##### Stored data #####

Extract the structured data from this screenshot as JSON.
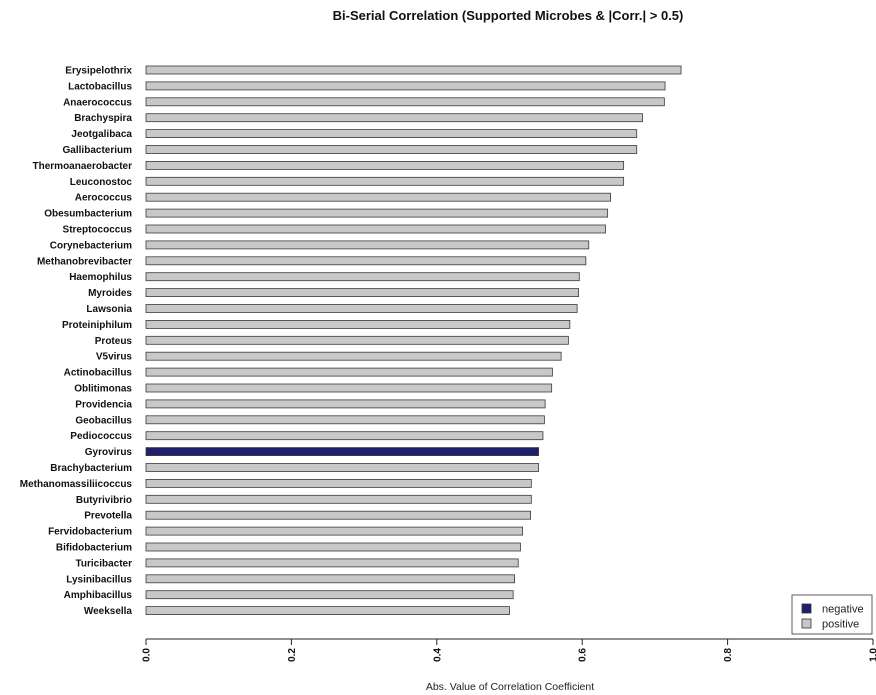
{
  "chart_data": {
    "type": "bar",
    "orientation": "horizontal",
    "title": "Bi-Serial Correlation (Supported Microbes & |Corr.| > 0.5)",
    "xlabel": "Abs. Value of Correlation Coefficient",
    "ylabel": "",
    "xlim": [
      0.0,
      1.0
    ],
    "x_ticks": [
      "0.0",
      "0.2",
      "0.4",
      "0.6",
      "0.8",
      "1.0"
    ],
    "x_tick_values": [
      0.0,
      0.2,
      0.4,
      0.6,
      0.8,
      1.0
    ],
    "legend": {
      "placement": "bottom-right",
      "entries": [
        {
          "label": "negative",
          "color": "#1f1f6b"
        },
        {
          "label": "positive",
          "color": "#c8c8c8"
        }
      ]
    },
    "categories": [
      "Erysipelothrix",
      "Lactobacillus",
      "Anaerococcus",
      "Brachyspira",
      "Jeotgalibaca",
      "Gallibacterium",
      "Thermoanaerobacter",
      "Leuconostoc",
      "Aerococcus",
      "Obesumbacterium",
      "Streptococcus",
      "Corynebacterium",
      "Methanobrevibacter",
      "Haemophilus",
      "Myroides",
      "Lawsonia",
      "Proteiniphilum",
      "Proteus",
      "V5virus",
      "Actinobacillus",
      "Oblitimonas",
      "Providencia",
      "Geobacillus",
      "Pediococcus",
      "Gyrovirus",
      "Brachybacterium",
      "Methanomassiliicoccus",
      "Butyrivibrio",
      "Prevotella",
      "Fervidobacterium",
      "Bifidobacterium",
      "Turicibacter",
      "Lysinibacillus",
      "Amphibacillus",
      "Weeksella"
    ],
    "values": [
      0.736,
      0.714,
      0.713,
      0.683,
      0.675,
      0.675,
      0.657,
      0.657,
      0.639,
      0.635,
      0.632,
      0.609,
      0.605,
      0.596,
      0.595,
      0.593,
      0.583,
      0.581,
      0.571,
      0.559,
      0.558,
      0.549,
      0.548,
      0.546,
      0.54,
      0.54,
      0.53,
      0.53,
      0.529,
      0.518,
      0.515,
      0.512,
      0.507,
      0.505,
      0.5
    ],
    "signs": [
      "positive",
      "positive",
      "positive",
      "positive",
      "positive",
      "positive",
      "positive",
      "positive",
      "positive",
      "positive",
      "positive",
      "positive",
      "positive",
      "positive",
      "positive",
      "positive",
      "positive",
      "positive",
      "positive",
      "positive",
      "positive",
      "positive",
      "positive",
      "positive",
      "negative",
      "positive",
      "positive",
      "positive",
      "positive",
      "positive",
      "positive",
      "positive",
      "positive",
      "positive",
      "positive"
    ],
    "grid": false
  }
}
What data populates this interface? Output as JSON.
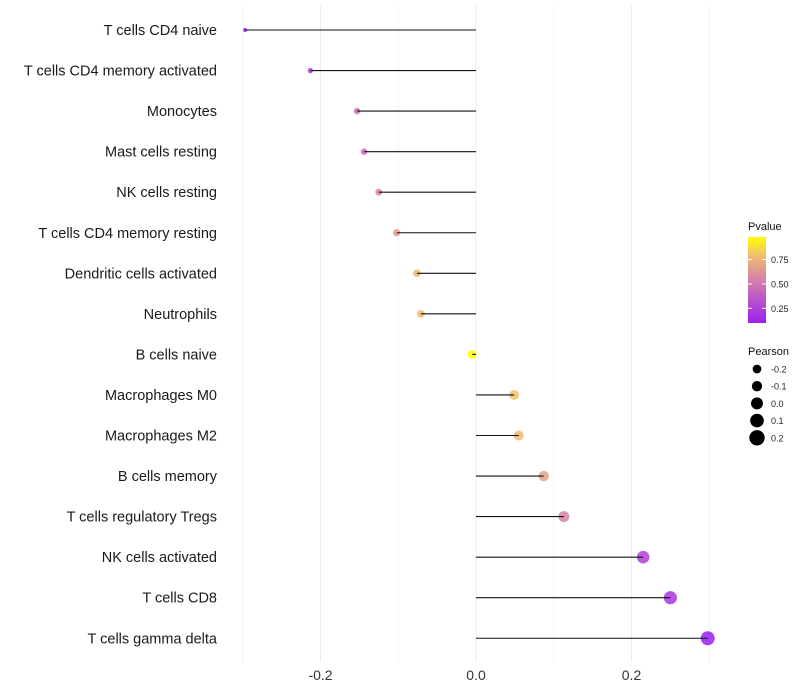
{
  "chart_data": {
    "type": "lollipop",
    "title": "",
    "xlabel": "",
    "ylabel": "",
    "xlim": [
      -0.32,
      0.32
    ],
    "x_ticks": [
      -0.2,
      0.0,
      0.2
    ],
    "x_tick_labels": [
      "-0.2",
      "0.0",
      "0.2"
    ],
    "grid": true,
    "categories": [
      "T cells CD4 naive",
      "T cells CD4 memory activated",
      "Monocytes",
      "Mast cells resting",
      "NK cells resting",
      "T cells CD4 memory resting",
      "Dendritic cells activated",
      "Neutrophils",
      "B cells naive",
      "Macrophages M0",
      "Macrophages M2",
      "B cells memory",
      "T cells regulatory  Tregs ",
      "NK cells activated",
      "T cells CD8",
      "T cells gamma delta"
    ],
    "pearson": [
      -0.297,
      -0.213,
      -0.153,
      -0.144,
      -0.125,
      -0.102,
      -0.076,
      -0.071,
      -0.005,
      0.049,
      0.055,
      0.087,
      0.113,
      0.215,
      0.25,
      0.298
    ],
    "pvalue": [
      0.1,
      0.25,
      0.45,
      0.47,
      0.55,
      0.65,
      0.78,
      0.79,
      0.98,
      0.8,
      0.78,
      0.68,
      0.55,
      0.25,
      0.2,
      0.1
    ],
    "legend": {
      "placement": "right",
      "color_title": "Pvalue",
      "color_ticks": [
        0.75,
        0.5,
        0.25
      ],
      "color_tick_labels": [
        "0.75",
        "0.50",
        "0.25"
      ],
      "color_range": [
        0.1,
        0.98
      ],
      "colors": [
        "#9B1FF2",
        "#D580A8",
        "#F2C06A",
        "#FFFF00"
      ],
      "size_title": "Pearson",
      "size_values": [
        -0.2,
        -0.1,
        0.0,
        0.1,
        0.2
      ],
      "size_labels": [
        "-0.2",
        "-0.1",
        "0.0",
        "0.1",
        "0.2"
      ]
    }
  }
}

#####

*How to complete this task*:
Exact repetition of all the records is required, with the pictures excluded.

*Your response*:
Extract the structured data from this screenshot as JSON.
{
  "chart_data": {
    "type": "bar",
    "orientation": "horizontal",
    "title": "Bi-Serial Correlation (Supported Microbes & |Corr.| > 0.5)",
    "xlabel": "Abs. Value of Correlation Coefficient",
    "ylabel": "",
    "xlim": [
      0.0,
      1.0
    ],
    "x_ticks": [
      "0.0",
      "0.2",
      "0.4",
      "0.6",
      "0.8",
      "1.0"
    ],
    "x_tick_values": [
      0.0,
      0.2,
      0.4,
      0.6,
      0.8,
      1.0
    ],
    "legend": {
      "placement": "bottom-right",
      "entries": [
        {
          "label": "negative",
          "color": "#1f1f6b"
        },
        {
          "label": "positive",
          "color": "#c8c8c8"
        }
      ]
    },
    "categories": [
      "Erysipelothrix",
      "Lactobacillus",
      "Anaerococcus",
      "Brachyspira",
      "Jeotgalibaca",
      "Gallibacterium",
      "Thermoanaerobacter",
      "Leuconostoc",
      "Aerococcus",
      "Obesumbacterium",
      "Streptococcus",
      "Corynebacterium",
      "Methanobrevibacter",
      "Haemophilus",
      "Myroides",
      "Lawsonia",
      "Proteiniphilum",
      "Proteus",
      "V5virus",
      "Actinobacillus",
      "Oblitimonas",
      "Providencia",
      "Geobacillus",
      "Pediococcus",
      "Gyrovirus",
      "Brachybacterium",
      "Methanomassiliicoccus",
      "Butyrivibrio",
      "Prevotella",
      "Fervidobacterium",
      "Bifidobacterium",
      "Turicibacter",
      "Lysinibacillus",
      "Amphibacillus",
      "Weeksella"
    ],
    "values": [
      0.736,
      0.714,
      0.713,
      0.683,
      0.675,
      0.675,
      0.657,
      0.657,
      0.639,
      0.635,
      0.632,
      0.609,
      0.605,
      0.596,
      0.595,
      0.593,
      0.583,
      0.581,
      0.571,
      0.559,
      0.558,
      0.549,
      0.548,
      0.546,
      0.54,
      0.54,
      0.53,
      0.53,
      0.529,
      0.518,
      0.515,
      0.512,
      0.507,
      0.505,
      0.5
    ],
    "signs": [
      "positive",
      "positive",
      "positive",
      "positive",
      "positive",
      "positive",
      "positive",
      "positive",
      "positive",
      "positive",
      "positive",
      "positive",
      "positive",
      "positive",
      "positive",
      "positive",
      "positive",
      "positive",
      "positive",
      "positive",
      "positive",
      "positive",
      "positive",
      "positive",
      "negative",
      "positive",
      "positive",
      "positive",
      "positive",
      "positive",
      "positive",
      "positive",
      "positive",
      "positive",
      "positive"
    ],
    "grid": false
  }
}
What data populates this interface? Output as JSON.
{
  "chart_data": {
    "type": "lollipop",
    "title": "",
    "xlabel": "",
    "ylabel": "",
    "xlim": [
      -0.32,
      0.32
    ],
    "x_ticks": [
      -0.2,
      0.0,
      0.2
    ],
    "x_tick_labels": [
      "-0.2",
      "0.0",
      "0.2"
    ],
    "grid": true,
    "categories": [
      "T cells CD4 naive",
      "T cells CD4 memory activated",
      "Monocytes",
      "Mast cells resting",
      "NK cells resting",
      "T cells CD4 memory resting",
      "Dendritic cells activated",
      "Neutrophils",
      "B cells naive",
      "Macrophages M0",
      "Macrophages M2",
      "B cells memory",
      "T cells regulatory  Tregs ",
      "NK cells activated",
      "T cells CD8",
      "T cells gamma delta"
    ],
    "pearson": [
      -0.297,
      -0.213,
      -0.153,
      -0.144,
      -0.125,
      -0.102,
      -0.076,
      -0.071,
      -0.005,
      0.049,
      0.055,
      0.087,
      0.113,
      0.215,
      0.25,
      0.298
    ],
    "pvalue": [
      0.1,
      0.25,
      0.45,
      0.47,
      0.55,
      0.65,
      0.78,
      0.79,
      0.98,
      0.8,
      0.78,
      0.68,
      0.55,
      0.25,
      0.2,
      0.1
    ],
    "legend": {
      "placement": "right",
      "color_title": "Pvalue",
      "color_ticks": [
        0.75,
        0.5,
        0.25
      ],
      "color_tick_labels": [
        "0.75",
        "0.50",
        "0.25"
      ],
      "color_range": [
        0.1,
        0.98
      ],
      "colors": [
        "#9B1FF2",
        "#D580A8",
        "#F2C06A",
        "#FFFF00"
      ],
      "size_title": "Pearson",
      "size_values": [
        -0.2,
        -0.1,
        0.0,
        0.1,
        0.2
      ],
      "size_labels": [
        "-0.2",
        "-0.1",
        "0.0",
        "0.1",
        "0.2"
      ]
    }
  }
}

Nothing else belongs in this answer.